▶ Items from a figure collection
----
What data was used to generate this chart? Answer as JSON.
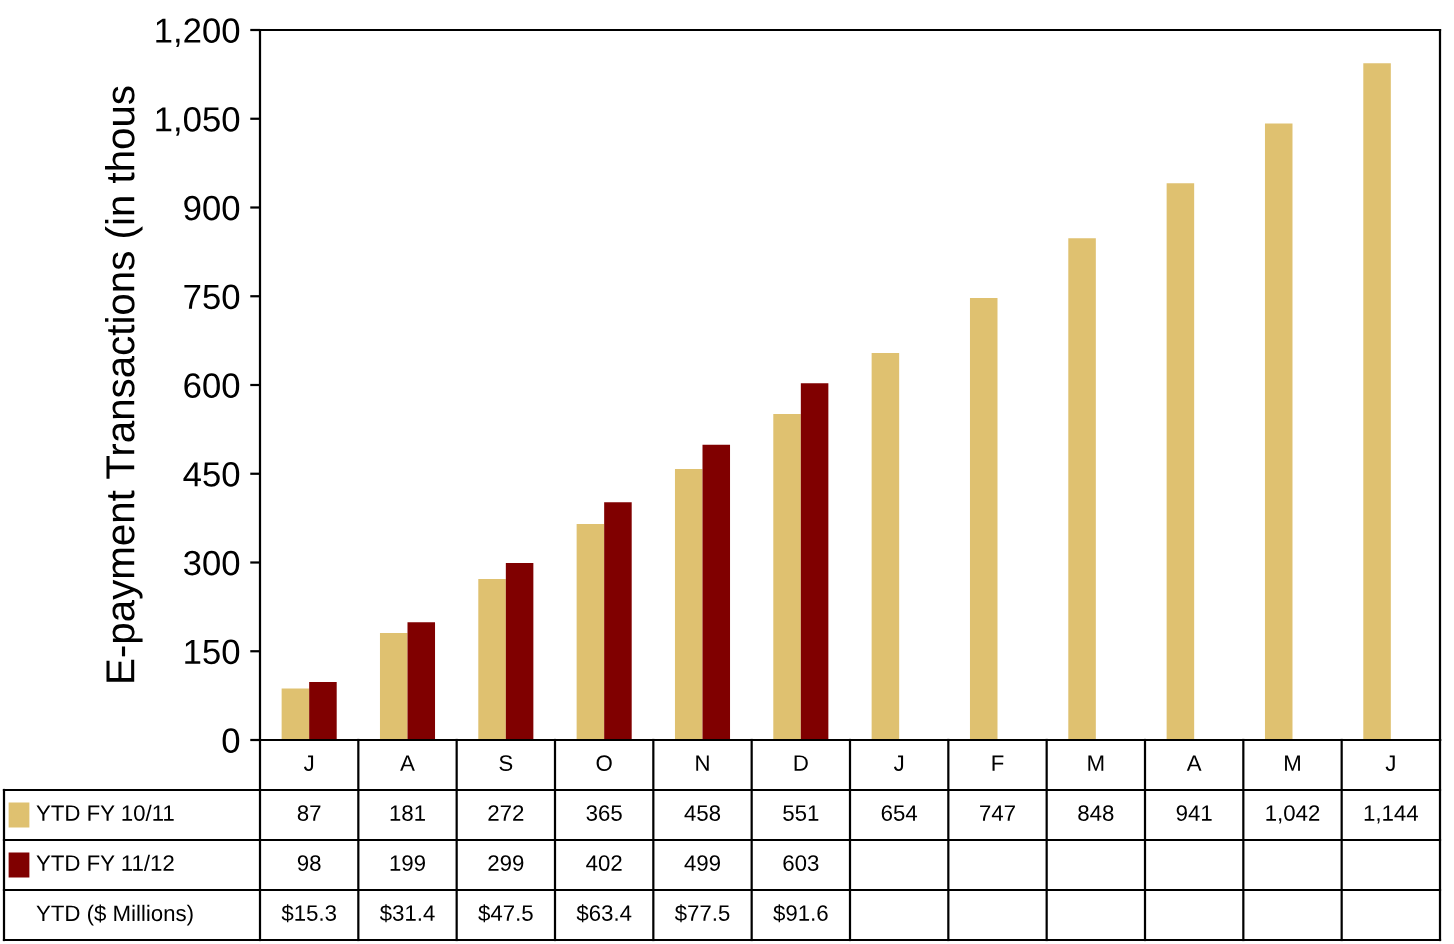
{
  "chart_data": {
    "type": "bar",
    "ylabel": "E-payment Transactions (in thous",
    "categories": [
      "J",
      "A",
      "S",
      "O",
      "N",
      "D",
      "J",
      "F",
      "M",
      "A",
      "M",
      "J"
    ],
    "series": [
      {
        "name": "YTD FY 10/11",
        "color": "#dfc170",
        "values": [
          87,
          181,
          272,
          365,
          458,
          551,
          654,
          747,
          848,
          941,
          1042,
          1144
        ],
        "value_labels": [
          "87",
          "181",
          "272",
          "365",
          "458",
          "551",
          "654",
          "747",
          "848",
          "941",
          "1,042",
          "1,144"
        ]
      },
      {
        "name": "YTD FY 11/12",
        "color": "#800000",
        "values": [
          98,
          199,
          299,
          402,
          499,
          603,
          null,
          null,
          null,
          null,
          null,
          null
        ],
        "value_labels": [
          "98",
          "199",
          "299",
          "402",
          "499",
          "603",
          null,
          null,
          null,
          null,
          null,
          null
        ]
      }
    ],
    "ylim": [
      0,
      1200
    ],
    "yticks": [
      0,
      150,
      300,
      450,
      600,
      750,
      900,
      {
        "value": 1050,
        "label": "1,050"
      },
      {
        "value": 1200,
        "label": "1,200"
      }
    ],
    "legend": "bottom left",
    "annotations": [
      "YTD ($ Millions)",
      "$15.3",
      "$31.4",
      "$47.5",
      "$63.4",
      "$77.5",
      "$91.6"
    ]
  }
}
----
▶ Requirement
Return the listing above in full and without alteration, excluding its pictures.

▶ Task result
What data was used to generate this chart? Answer as JSON.
{
  "chart_data": {
    "type": "bar",
    "ylabel": "E-payment Transactions (in thous",
    "categories": [
      "J",
      "A",
      "S",
      "O",
      "N",
      "D",
      "J",
      "F",
      "M",
      "A",
      "M",
      "J"
    ],
    "series": [
      {
        "name": "YTD FY 10/11",
        "color": "#dfc170",
        "values": [
          87,
          181,
          272,
          365,
          458,
          551,
          654,
          747,
          848,
          941,
          1042,
          1144
        ],
        "value_labels": [
          "87",
          "181",
          "272",
          "365",
          "458",
          "551",
          "654",
          "747",
          "848",
          "941",
          "1,042",
          "1,144"
        ]
      },
      {
        "name": "YTD FY 11/12",
        "color": "#800000",
        "values": [
          98,
          199,
          299,
          402,
          499,
          603,
          null,
          null,
          null,
          null,
          null,
          null
        ],
        "value_labels": [
          "98",
          "199",
          "299",
          "402",
          "499",
          "603",
          null,
          null,
          null,
          null,
          null,
          null
        ]
      }
    ],
    "ylim": [
      0,
      1200
    ],
    "yticks": [
      0,
      150,
      300,
      450,
      600,
      750,
      900,
      {
        "value": 1050,
        "label": "1,050"
      },
      {
        "value": 1200,
        "label": "1,200"
      }
    ],
    "legend": "bottom left",
    "annotations": [
      "YTD ($ Millions)",
      "$15.3",
      "$31.4",
      "$47.5",
      "$63.4",
      "$77.5",
      "$91.6"
    ]
  }
}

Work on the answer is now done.